Items from a data source:
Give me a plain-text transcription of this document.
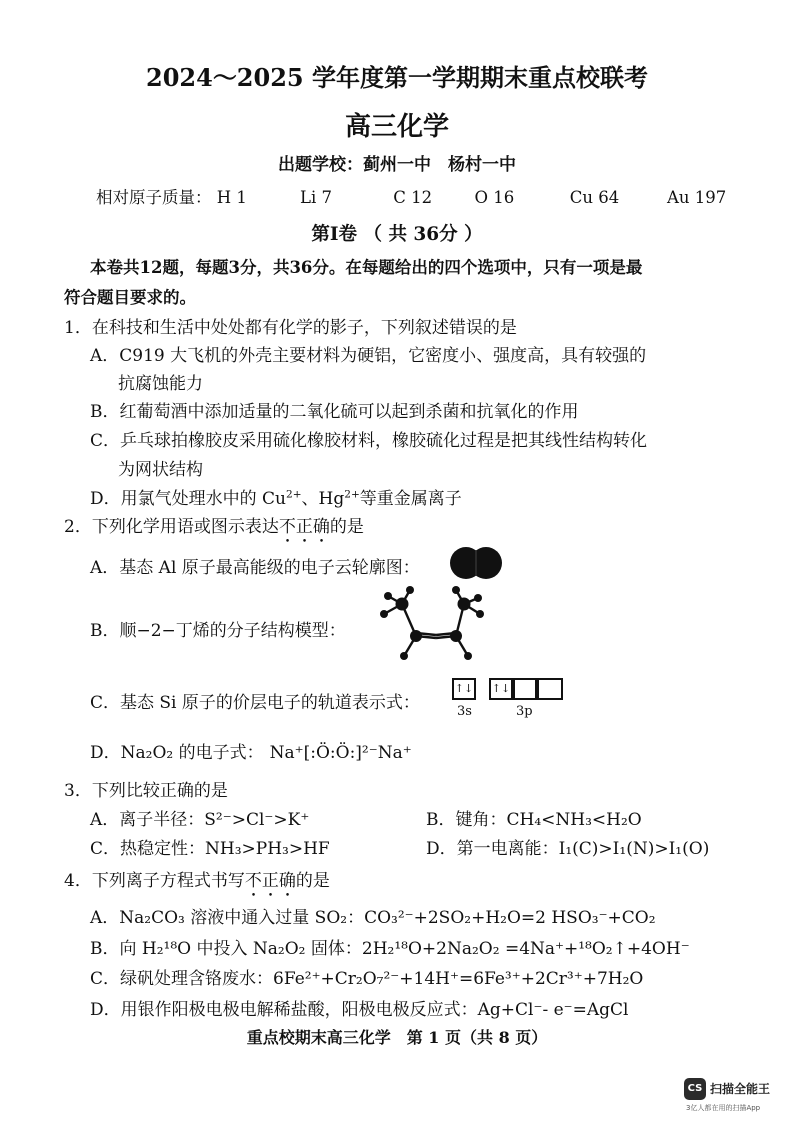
2024～2025 学年度第一学期期末重点校联考
高三化学
出题学校：蓟州一中　杨村一中
相对原子质量： H 1	Li 7	C 12	O 16	Cu 64	Au 197
第Ⅰ卷 （ 共 36分 ）
本卷共12题，每题3分，共36分。在每题给出的四个选项中，只有一项是最
符合题目要求的。
1．在科技和生活中处处都有化学的影子，下列叙述错误的是
A．C919 大飞机的外壳主要材料为硬铝，它密度小、强度高，具有较强的
抗腐蚀能力
B．红葡萄酒中添加适量的二氧化硫可以起到杀菌和抗氧化的作用
C．乒乓球拍橡胶皮采用硫化橡胶材料，橡胶硫化过程是把其线性结构转化
为网状结构
D．用氯气处理水中的 $Cu^{2+}$、$Hg^{2+}$等重金属离子
2．下列化学用语或图示表达不正确的是
A．基态 Al 原子最高能级的电子云轮廓图：
B．顺−2−丁烯的分子结构模型：
C．基态 Si 原子的价层电子的轨道表示式：
↑↓ ↑↓
3s	3p
D．Na₂O₂ 的电子式： Na⁺[:Ö:Ö:]²⁻Na⁺
3．下列比较正确的是
A．离子半径：S²⁻>Cl⁻>K⁺	B．键角：CH₄<NH₃<H₂O
C．热稳定性：NH₃>PH₃>HF	D．第一电离能：I₁(C)>I₁(N)>I₁(O)
4．下列离子方程式书写不正确的是
A．Na₂CO₃ 溶液中通入过量 SO₂：CO₃²⁻+2SO₂+H₂O=2 HSO₃⁻+CO₂
B．向 H₂¹⁸O 中投入 Na₂O₂ 固体：2H₂¹⁸O+2Na₂O₂ =4Na⁺+¹⁸O₂↑+4OH⁻
C．绿矾处理含铬废水：6Fe²⁺+Cr₂O₇²⁻+14H⁺=6Fe³⁺+2Cr³⁺+7H₂O
D．用银作阳极电极电解稀盐酸，阳极电极反应式：Ag+Cl⁻- e⁻=AgCl
重点校期末高三化学　第 1 页（共 8 页）
CS 扫描全能王
3亿人都在用的扫描App
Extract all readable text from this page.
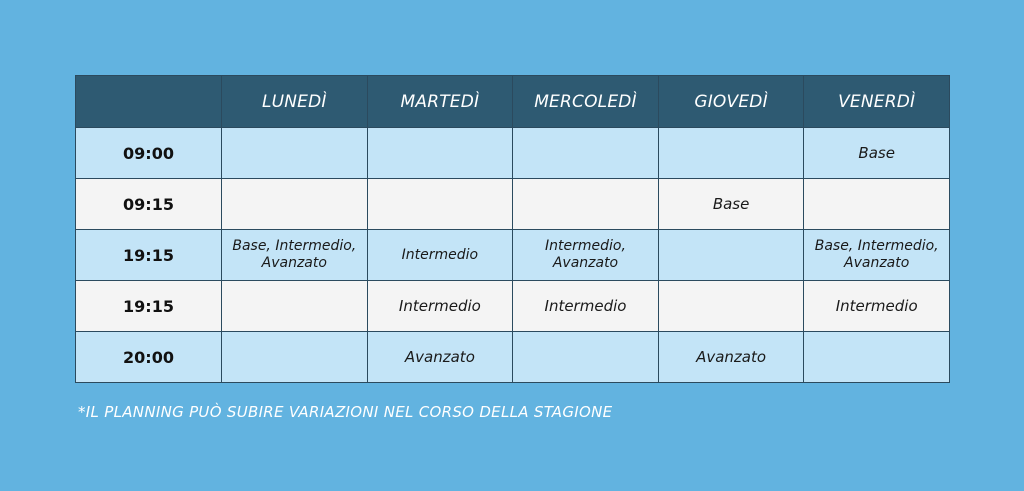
	LUNEDÌ	MARTEDÌ	MERCOLEDÌ	GIOVEDÌ	VENERDÌ
09:00					Base
09:15				Base	
19:15	Base, Intermedio, Avanzato	Intermedio	Intermedio, Avanzato		Base, Intermedio, Avanzato
19:15		Intermedio	Intermedio		Intermedio
20:00		Avanzato		Avanzato	

*IL PLANNING PUÒ SUBIRE VARIAZIONI NEL CORSO DELLA STAGIONE
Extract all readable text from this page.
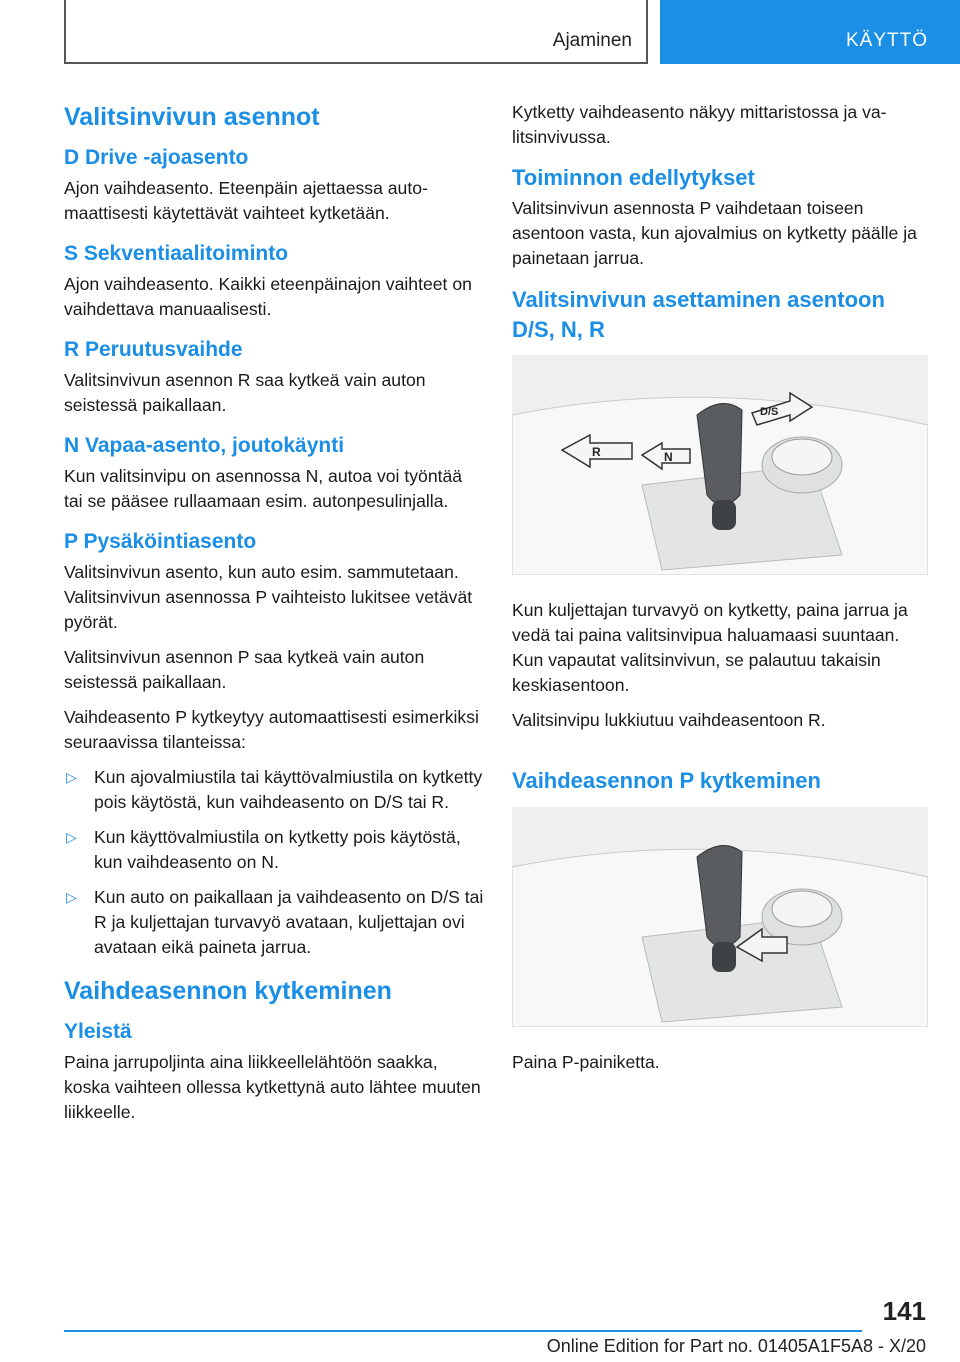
Ajaminen	KÄYTTÖ
Valitsinvivun asennot
D Drive -ajoasento

Ajon vaihdeasento. Eteenpäin ajettaessa automaattisesti käytettävät vaihteet kytketään.

S Sekventiaalitoiminto

Ajon vaihdeasento. Kaikki eteenpäinajon vaihteet on vaihdettava manuaalisesti.

R Peruutusvaihde

Valitsinvivun asennon R saa kytkeä vain auton seistessä paikallaan.

N Vapaa-asento, joutokäynti

Kun valitsinvipu on asennossa N, autoa voi työntää tai se pääsee rullaamaan esim. autonpesulinjalla.

P Pysäköintiasento

Valitsinvivun asento, kun auto esim. sammutetaan. Valitsinvivun asennossa P vaihteisto lukitsee vetävät pyörät.

Valitsinvivun asennon P saa kytkeä vain auton seistessä paikallaan.

Vaihdeasento P kytkeytyy automaattisesti esimerkiksi seuraavissa tilanteissa:

▷ Kun ajovalmiustila tai käyttövalmiustila on kytketty pois käytöstä, kun vaihdeasento on D/S tai R.
▷ Kun käyttövalmiustila on kytketty pois käytöstä, kun vaihdeasento on N.
▷ Kun auto on paikallaan ja vaihdeasento on D/S tai R ja kuljettajan turvavyö avataan, kuljettajan ovi avataan eikä paineta jarrua.
Vaihdeasennon kytkeminen
Yleistä

Paina jarrupoljinta aina liikkeellelähtöön saakka, koska vaihteen ollessa kytkettynä auto lähtee muuten liikkeelle.

Kytketty vaihdeasento näkyy mittaristossa ja valitsinvivussa.

Toiminnon edellytykset

Valitsinvivun asennosta P vaihdetaan toiseen asentoon vasta, kun ajovalmius on kytketty päälle ja painetaan jarrua.

Valitsinvivun asettaminen asentoon D/S, N, R
R	N
D/S

Kun kuljettajan turvavyö on kytketty, paina jarrua ja vedä tai paina valitsinvipua haluamaasi suuntaan. Kun vapautat valitsinvivun, se palautuu takaisin keskiasentoon.

Valitsinvipu lukkiutuu vaihdeasentoon R.

Vaihdeasennon P kytkeminen

Paina P-painiketta.

141
Online Edition for Part no. 01405A1F5A8 - X/20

BRIEF: Reproduce the entries exactly. Do not carry over any picture.

ANSWER TO THE EXERCISE:
Give me a plain-text transcription of this document.
2024～2025 学年度第一学期期末重点校联考
高三化学
出题学校：蓟州一中　杨村一中
相对原子质量： H 1	Li 7	C 12	O 16	Cu 64	Au 197
第Ⅰ卷 （ 共 36分 ）
本卷共12题，每题3分，共36分。在每题给出的四个选项中，只有一项是最
符合题目要求的。
1．在科技和生活中处处都有化学的影子，下列叙述错误的是
A．C919 大飞机的外壳主要材料为硬铝，它密度小、强度高，具有较强的
抗腐蚀能力
B．红葡萄酒中添加适量的二氧化硫可以起到杀菌和抗氧化的作用
C．乒乓球拍橡胶皮采用硫化橡胶材料，橡胶硫化过程是把其线性结构转化
为网状结构
D．用氯气处理水中的 $Cu^{2+}$、$Hg^{2+}$等重金属离子
2．下列化学用语或图示表达不正确的是
A．基态 Al 原子最高能级的电子云轮廓图：
B．顺−2−丁烯的分子结构模型：
C．基态 Si 原子的价层电子的轨道表示式：
↑↓ ↑↓
3s	3p
D．Na₂O₂ 的电子式： Na⁺[:Ö:Ö:]²⁻Na⁺
3．下列比较正确的是
A．离子半径：S²⁻>Cl⁻>K⁺	B．键角：CH₄<NH₃<H₂O
C．热稳定性：NH₃>PH₃>HF	D．第一电离能：I₁(C)>I₁(N)>I₁(O)
4．下列离子方程式书写不正确的是
A．Na₂CO₃ 溶液中通入过量 SO₂：CO₃²⁻+2SO₂+H₂O=2 HSO₃⁻+CO₂
B．向 H₂¹⁸O 中投入 Na₂O₂ 固体：2H₂¹⁸O+2Na₂O₂ =4Na⁺+¹⁸O₂↑+4OH⁻
C．绿矾处理含铬废水：6Fe²⁺+Cr₂O₇²⁻+14H⁺=6Fe³⁺+2Cr³⁺+7H₂O
D．用银作阳极电极电解稀盐酸，阳极电极反应式：Ag+Cl⁻- e⁻=AgCl
重点校期末高三化学　第 1 页（共 8 页）
CS 扫描全能王
3亿人都在用的扫描App
Extract all readable text from this page.
	LUNEDÌ	MARTEDÌ	MERCOLEDÌ	GIOVEDÌ	VENERDÌ
09:00					Base
09:15				Base	
19:15	Base, Intermedio, Avanzato	Intermedio	Intermedio, Avanzato		Base, Intermedio, Avanzato
19:15		Intermedio	Intermedio		Intermedio
20:00		Avanzato		Avanzato	

*IL PLANNING PUÒ SUBIRE VARIAZIONI NEL CORSO DELLA STAGIONE
Extract all readable text from this page.
Ajaminen	KÄYTTÖ
Valitsinvivun asennot
D Drive -ajoasento

Ajon vaihdeasento. Eteenpäin ajettaessa automaattisesti käytettävät vaihteet kytketään.

S Sekventiaalitoiminto

Ajon vaihdeasento. Kaikki eteenpäinajon vaihteet on vaihdettava manuaalisesti.

R Peruutusvaihde

Valitsinvivun asennon R saa kytkeä vain auton seistessä paikallaan.

N Vapaa-asento, joutokäynti

Kun valitsinvipu on asennossa N, autoa voi työntää tai se pääsee rullaamaan esim. autonpesulinjalla.

P Pysäköintiasento

Valitsinvivun asento, kun auto esim. sammutetaan. Valitsinvivun asennossa P vaihteisto lukitsee vetävät pyörät.

Valitsinvivun asennon P saa kytkeä vain auton seistessä paikallaan.

Vaihdeasento P kytkeytyy automaattisesti esimerkiksi seuraavissa tilanteissa:

▷ Kun ajovalmiustila tai käyttövalmiustila on kytketty pois käytöstä, kun vaihdeasento on D/S tai R.
▷ Kun käyttövalmiustila on kytketty pois käytöstä, kun vaihdeasento on N.
▷ Kun auto on paikallaan ja vaihdeasento on D/S tai R ja kuljettajan turvavyö avataan, kuljettajan ovi avataan eikä paineta jarrua.
Vaihdeasennon kytkeminen
Yleistä

Paina jarrupoljinta aina liikkeellelähtöön saakka, koska vaihteen ollessa kytkettynä auto lähtee muuten liikkeelle.

Kytketty vaihdeasento näkyy mittaristossa ja valitsinvivussa.

Toiminnon edellytykset

Valitsinvivun asennosta P vaihdetaan toiseen asentoon vasta, kun ajovalmius on kytketty päälle ja painetaan jarrua.

Valitsinvivun asettaminen asentoon D/S, N, R
R	N
D/S

Kun kuljettajan turvavyö on kytketty, paina jarrua ja vedä tai paina valitsinvipua haluamaasi suuntaan. Kun vapautat valitsinvivun, se palautuu takaisin keskiasentoon.

Valitsinvipu lukkiutuu vaihdeasentoon R.

Vaihdeasennon P kytkeminen

Paina P-painiketta.

141
Online Edition for Part no. 01405A1F5A8 - X/20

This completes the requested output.